=== SHORT PROBLEM ===
Put every line of the material below into a Markdown table with two columns, Row and Line, numbering the rows in order and leaving out blank lines.

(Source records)
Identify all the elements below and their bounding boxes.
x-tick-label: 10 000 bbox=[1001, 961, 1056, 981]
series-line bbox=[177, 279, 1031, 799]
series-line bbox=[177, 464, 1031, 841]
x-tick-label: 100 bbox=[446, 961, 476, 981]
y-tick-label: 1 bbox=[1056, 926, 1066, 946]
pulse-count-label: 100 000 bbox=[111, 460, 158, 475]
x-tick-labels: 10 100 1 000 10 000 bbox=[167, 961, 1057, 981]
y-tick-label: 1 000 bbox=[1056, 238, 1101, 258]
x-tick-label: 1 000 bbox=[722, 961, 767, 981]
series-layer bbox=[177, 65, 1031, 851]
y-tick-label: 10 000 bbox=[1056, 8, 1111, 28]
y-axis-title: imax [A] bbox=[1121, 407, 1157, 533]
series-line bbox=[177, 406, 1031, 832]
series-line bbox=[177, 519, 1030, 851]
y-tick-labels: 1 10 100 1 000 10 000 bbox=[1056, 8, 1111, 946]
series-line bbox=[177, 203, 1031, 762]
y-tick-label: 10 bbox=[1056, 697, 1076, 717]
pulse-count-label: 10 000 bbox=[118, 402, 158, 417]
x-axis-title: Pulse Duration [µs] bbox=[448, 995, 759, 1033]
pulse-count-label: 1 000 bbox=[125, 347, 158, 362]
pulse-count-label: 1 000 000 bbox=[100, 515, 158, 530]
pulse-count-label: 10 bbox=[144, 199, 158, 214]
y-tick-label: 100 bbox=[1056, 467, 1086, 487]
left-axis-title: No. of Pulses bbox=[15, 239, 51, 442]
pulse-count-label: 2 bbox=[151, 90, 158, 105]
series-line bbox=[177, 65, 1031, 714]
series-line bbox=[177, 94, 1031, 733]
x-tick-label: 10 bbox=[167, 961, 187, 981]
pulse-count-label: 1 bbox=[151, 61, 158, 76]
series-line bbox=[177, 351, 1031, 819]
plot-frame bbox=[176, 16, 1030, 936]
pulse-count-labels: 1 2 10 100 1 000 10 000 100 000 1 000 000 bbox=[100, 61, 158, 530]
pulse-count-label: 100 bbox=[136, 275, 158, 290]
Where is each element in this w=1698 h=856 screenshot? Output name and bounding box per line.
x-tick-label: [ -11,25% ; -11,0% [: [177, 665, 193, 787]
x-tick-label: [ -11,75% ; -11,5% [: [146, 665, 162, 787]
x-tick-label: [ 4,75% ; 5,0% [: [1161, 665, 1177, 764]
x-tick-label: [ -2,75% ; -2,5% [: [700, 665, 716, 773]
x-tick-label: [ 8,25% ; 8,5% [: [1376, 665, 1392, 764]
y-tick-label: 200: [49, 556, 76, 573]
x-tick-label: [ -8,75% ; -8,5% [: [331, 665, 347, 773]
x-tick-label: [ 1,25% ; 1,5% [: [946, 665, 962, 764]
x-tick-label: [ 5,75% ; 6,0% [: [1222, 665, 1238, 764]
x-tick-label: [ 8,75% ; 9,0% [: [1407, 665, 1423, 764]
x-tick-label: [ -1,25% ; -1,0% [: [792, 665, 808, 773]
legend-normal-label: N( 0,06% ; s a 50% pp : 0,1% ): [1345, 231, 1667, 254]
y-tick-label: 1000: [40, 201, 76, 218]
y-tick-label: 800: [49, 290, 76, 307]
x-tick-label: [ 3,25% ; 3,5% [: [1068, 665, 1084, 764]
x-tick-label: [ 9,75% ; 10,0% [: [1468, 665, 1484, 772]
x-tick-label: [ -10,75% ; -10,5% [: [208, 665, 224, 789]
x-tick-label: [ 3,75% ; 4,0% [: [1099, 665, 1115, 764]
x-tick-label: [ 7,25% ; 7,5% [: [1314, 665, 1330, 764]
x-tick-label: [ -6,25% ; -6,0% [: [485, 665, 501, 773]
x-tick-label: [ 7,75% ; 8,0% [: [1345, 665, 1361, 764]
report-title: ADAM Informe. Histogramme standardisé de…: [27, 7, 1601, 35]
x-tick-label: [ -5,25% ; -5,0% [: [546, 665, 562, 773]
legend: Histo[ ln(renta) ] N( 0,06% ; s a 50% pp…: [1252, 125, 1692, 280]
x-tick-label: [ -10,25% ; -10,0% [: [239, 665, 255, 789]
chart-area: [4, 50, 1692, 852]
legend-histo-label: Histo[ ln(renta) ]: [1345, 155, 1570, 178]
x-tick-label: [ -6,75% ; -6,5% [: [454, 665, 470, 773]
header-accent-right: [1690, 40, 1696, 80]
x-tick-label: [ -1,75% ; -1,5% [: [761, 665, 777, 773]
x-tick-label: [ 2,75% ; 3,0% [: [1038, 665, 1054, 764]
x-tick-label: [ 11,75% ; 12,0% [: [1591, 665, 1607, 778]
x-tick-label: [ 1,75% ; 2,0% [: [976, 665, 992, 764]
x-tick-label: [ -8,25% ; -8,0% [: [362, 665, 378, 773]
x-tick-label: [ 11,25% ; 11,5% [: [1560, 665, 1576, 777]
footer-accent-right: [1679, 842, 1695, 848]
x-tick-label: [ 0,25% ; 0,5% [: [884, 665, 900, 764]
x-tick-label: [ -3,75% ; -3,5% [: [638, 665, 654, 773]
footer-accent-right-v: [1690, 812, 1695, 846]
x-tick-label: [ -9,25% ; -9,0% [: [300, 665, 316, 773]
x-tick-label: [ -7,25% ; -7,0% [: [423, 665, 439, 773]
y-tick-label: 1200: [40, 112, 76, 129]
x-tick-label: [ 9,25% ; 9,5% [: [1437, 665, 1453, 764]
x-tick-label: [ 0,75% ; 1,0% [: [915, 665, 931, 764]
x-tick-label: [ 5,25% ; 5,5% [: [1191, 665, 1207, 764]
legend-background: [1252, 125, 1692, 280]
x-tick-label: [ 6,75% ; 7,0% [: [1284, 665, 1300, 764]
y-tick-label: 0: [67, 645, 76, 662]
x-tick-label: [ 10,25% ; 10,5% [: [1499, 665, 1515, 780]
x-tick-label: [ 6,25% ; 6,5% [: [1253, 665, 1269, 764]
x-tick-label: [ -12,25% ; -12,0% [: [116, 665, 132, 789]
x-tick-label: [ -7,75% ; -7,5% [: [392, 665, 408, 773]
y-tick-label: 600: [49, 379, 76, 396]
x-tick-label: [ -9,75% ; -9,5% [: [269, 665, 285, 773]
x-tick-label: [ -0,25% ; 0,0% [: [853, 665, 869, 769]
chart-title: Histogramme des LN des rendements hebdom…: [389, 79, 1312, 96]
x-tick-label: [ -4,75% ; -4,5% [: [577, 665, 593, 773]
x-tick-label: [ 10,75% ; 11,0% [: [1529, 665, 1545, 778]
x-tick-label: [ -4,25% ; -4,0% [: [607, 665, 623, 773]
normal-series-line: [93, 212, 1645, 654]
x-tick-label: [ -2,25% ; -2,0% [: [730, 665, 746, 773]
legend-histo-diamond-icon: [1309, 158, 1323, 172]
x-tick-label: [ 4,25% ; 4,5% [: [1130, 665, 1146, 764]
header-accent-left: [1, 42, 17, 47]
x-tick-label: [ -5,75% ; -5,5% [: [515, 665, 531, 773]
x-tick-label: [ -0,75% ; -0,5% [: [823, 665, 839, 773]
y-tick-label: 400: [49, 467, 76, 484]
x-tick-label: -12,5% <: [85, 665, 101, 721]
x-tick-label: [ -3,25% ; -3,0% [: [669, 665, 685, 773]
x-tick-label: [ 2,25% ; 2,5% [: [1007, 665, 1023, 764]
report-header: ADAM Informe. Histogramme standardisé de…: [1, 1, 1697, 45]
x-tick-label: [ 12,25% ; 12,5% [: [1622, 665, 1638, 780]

=== OUTPUT ===
| Row | Line |
|---|---|
| 1 | Identify all the elements below and their bounding boxes. |
| 2 | x-tick-label: 10 000 bbox=[1001, 961, 1056, 981] |
| 3 | series-line bbox=[177, 279, 1031, 799] |
| 4 | series-line bbox=[177, 464, 1031, 841] |
| 5 | x-tick-label: 100 bbox=[446, 961, 476, 981] |
| 6 | y-tick-label: 1 bbox=[1056, 926, 1066, 946] |
| 7 | pulse-count-label: 100 000 bbox=[111, 460, 158, 475] |
| 8 | x-tick-labels: 10 100 1 000 10 000 bbox=[167, 961, 1057, 981] |
| 9 | y-tick-label: 1 000 bbox=[1056, 238, 1101, 258] |
| 10 | x-tick-label: 1 000 bbox=[722, 961, 767, 981] |
| 11 | series-layer bbox=[177, 65, 1031, 851] |
| 12 | y-tick-label: 10 000 bbox=[1056, 8, 1111, 28] |
| 13 | y-axis-title: imax [A] bbox=[1121, 407, 1157, 533] |
| 14 | series-line bbox=[177, 406, 1031, 832] |
| 15 | series-line bbox=[177, 519, 1030, 851] |
| 16 | y-tick-labels: 1 10 100 1 000 10 000 bbox=[1056, 8, 1111, 946] |
| 17 | series-line bbox=[177, 203, 1031, 762] |
| 18 | y-tick-label: 10 bbox=[1056, 697, 1076, 717] |
| 19 | pulse-count-label: 10 000 bbox=[118, 402, 158, 417] |
| 20 | x-axis-title: Pulse Duration [µs] bbox=[448, 995, 759, 1033] |
| 21 | pulse-count-label: 1 000 bbox=[125, 347, 158, 362] |
| 22 | pulse-count-label: 1 000 000 bbox=[100, 515, 158, 530] |
| 23 | pulse-count-label: 10 bbox=[144, 199, 158, 214] |
| 24 | y-tick-label: 100 bbox=[1056, 467, 1086, 487] |
| 25 | left-axis-title: No. of Pulses bbox=[15, 239, 51, 442] |
| 26 | pulse-count-label: 2 bbox=[151, 90, 158, 105] |
| 27 | series-line bbox=[177, 65, 1031, 714] |
| 28 | series-line bbox=[177, 94, 1031, 733] |
| 29 | x-tick-label: 10 bbox=[167, 961, 187, 981] |
| 30 | pulse-count-label: 1 bbox=[151, 61, 158, 76] |
| 31 | series-line bbox=[177, 351, 1031, 819] |
| 32 | plot-frame bbox=[176, 16, 1030, 936] |
| 33 | pulse-count-labels: 1 2 10 100 1 000 10 000 100 000 1 000 000 bbox=[100, 61, 158, 530] |
| 34 | pulse-count-label: 100 bbox=[136, 275, 158, 290] |
| 35 | Where is each element in this w=1698 h=856 screenshot? Output name and bounding box per line. |
| 36 | x-tick-label: [ -11,25% ; -11,0% [: [177, 665, 193, 787] |
| 37 | x-tick-label: [ -11,75% ; -11,5% [: [146, 665, 162, 787] |
| 38 | x-tick-label: [ 4,75% ; 5,0% [: [1161, 665, 1177, 764] |
| 39 | x-tick-label: [ -2,75% ; -2,5% [: [700, 665, 716, 773] |
| 40 | x-tick-label: [ 8,25% ; 8,5% [: [1376, 665, 1392, 764] |
| 41 | y-tick-label: 200: [49, 556, 76, 573] |
| 42 | x-tick-label: [ -8,75% ; -8,5% [: [331, 665, 347, 773] |
| 43 | x-tick-label: [ 1,25% ; 1,5% [: [946, 665, 962, 764] |
| 44 | x-tick-label: [ 5,75% ; 6,0% [: [1222, 665, 1238, 764] |
| 45 | x-tick-label: [ 8,75% ; 9,0% [: [1407, 665, 1423, 764] |
| 46 | x-tick-label: [ -1,25% ; -1,0% [: [792, 665, 808, 773] |
| 47 | legend-normal-label: N( 0,06% ; s a 50% pp : 0,1% ): [1345, 231, 1667, 254] |
| 48 | y-tick-label: 1000: [40, 201, 76, 218] |
| 49 | y-tick-label: 800: [49, 290, 76, 307] |
| 50 | x-tick-label: [ 3,25% ; 3,5% [: [1068, 665, 1084, 764] |
| 51 | x-tick-label: [ 9,75% ; 10,0% [: [1468, 665, 1484, 772] |
| 52 | x-tick-label: [ -10,75% ; -10,5% [: [208, 665, 224, 789] |
| 53 | x-tick-label: [ 3,75% ; 4,0% [: [1099, 665, 1115, 764] |
| 54 | x-tick-label: [ 7,25% ; 7,5% [: [1314, 665, 1330, 764] |
| 55 | x-tick-label: [ -6,25% ; -6,0% [: [485, 665, 501, 773] |
| 56 | x-tick-label: [ 7,75% ; 8,0% [: [1345, 665, 1361, 764] |
| 57 | report-title: ADAM Informe. Histogramme standardisé de…: [27, 7, 1601, 35] |
| 58 | x-tick-label: [ -5,25% ; -5,0% [: [546, 665, 562, 773] |
| 59 | legend: Histo[ ln(renta) ] N( 0,06% ; s a 50% pp…: [1252, 125, 1692, 280] |
| 60 | x-tick-label: [ -10,25% ; -10,0% [: [239, 665, 255, 789] |
| 61 | chart-area: [4, 50, 1692, 852] |
| 62 | legend-histo-label: Histo[ ln(renta) ]: [1345, 155, 1570, 178] |
| 63 | x-tick-label: [ -6,75% ; -6,5% [: [454, 665, 470, 773] |
| 64 | header-accent-right: [1690, 40, 1696, 80] |
| 65 | x-tick-label: [ -1,75% ; -1,5% [: [761, 665, 777, 773] |
| 66 | x-tick-label: [ 2,75% ; 3,0% [: [1038, 665, 1054, 764] |
| 67 | x-tick-label: [ 11,75% ; 12,0% [: [1591, 665, 1607, 778] |
| 68 | x-tick-label: [ 1,75% ; 2,0% [: [976, 665, 992, 764] |
| 69 | x-tick-label: [ -8,25% ; -8,0% [: [362, 665, 378, 773] |
| 70 | x-tick-label: [ 11,25% ; 11,5% [: [1560, 665, 1576, 777] |
| 71 | footer-accent-right: [1679, 842, 1695, 848] |
| 72 | x-tick-label: [ 0,25% ; 0,5% [: [884, 665, 900, 764] |
| 73 | x-tick-label: [ -3,75% ; -3,5% [: [638, 665, 654, 773] |
| 74 | footer-accent-right-v: [1690, 812, 1695, 846] |
| 75 | x-tick-label: [ -9,25% ; -9,0% [: [300, 665, 316, 773] |
| 76 | x-tick-label: [ -7,25% ; -7,0% [: [423, 665, 439, 773] |
| 77 | y-tick-label: 1200: [40, 112, 76, 129] |
| 78 | x-tick-label: [ 9,25% ; 9,5% [: [1437, 665, 1453, 764] |
| 79 | x-tick-label: [ 0,75% ; 1,0% [: [915, 665, 931, 764] |
| 80 | x-tick-label: [ 5,25% ; 5,5% [: [1191, 665, 1207, 764] |
| 81 | legend-background: [1252, 125, 1692, 280] |
| 82 | x-tick-label: [ 6,75% ; 7,0% [: [1284, 665, 1300, 764] |
| 83 | y-tick-label: 0: [67, 645, 76, 662] |
| 84 | x-tick-label: [ 10,25% ; 10,5% [: [1499, 665, 1515, 780] |
| 85 | x-tick-label: [ 6,25% ; 6,5% [: [1253, 665, 1269, 764] |
| 86 | x-tick-label: [ -12,25% ; -12,0% [: [116, 665, 132, 789] |
| 87 | x-tick-label: [ -7,75% ; -7,5% [: [392, 665, 408, 773] |
| 88 | y-tick-label: 600: [49, 379, 76, 396] |
| 89 | x-tick-label: [ -9,75% ; -9,5% [: [269, 665, 285, 773] |
| 90 | x-tick-label: [ -0,25% ; 0,0% [: [853, 665, 869, 769] |
| 91 | chart-title: Histogramme des LN des rendements hebdom…: [389, 79, 1312, 96] |
| 92 | x-tick-label: [ -4,75% ; -4,5% [: [577, 665, 593, 773] |
| 93 | x-tick-label: [ 10,75% ; 11,0% [: [1529, 665, 1545, 778] |
| 94 | x-tick-label: [ -4,25% ; -4,0% [: [607, 665, 623, 773] |
| 95 | normal-series-line: [93, 212, 1645, 654] |
| 96 | x-tick-label: [ -2,25% ; -2,0% [: [730, 665, 746, 773] |
| 97 | legend-histo-diamond-icon: [1309, 158, 1323, 172] |
| 98 | x-tick-label: [ 4,25% ; 4,5% [: [1130, 665, 1146, 764] |
| 99 | header-accent-left: [1, 42, 17, 47] |
| 100 | x-tick-label: [ -5,75% ; -5,5% [: [515, 665, 531, 773] |
| 101 | x-tick-label: [ -0,75% ; -0,5% [: [823, 665, 839, 773] |
| 102 | y-tick-label: 400: [49, 467, 76, 484] |
| 103 | x-tick-label: -12,5% <: [85, 665, 101, 721] |
| 104 | x-tick-label: [ -3,25% ; -3,0% [: [669, 665, 685, 773] |
| 105 | x-tick-label: [ 2,25% ; 2,5% [: [1007, 665, 1023, 764] |
| 106 | report-header: ADAM Informe. Histogramme standardisé de…: [1, 1, 1697, 45] |
| 107 | x-tick-label: [ 12,25% ; 12,5% [: [1622, 665, 1638, 780] |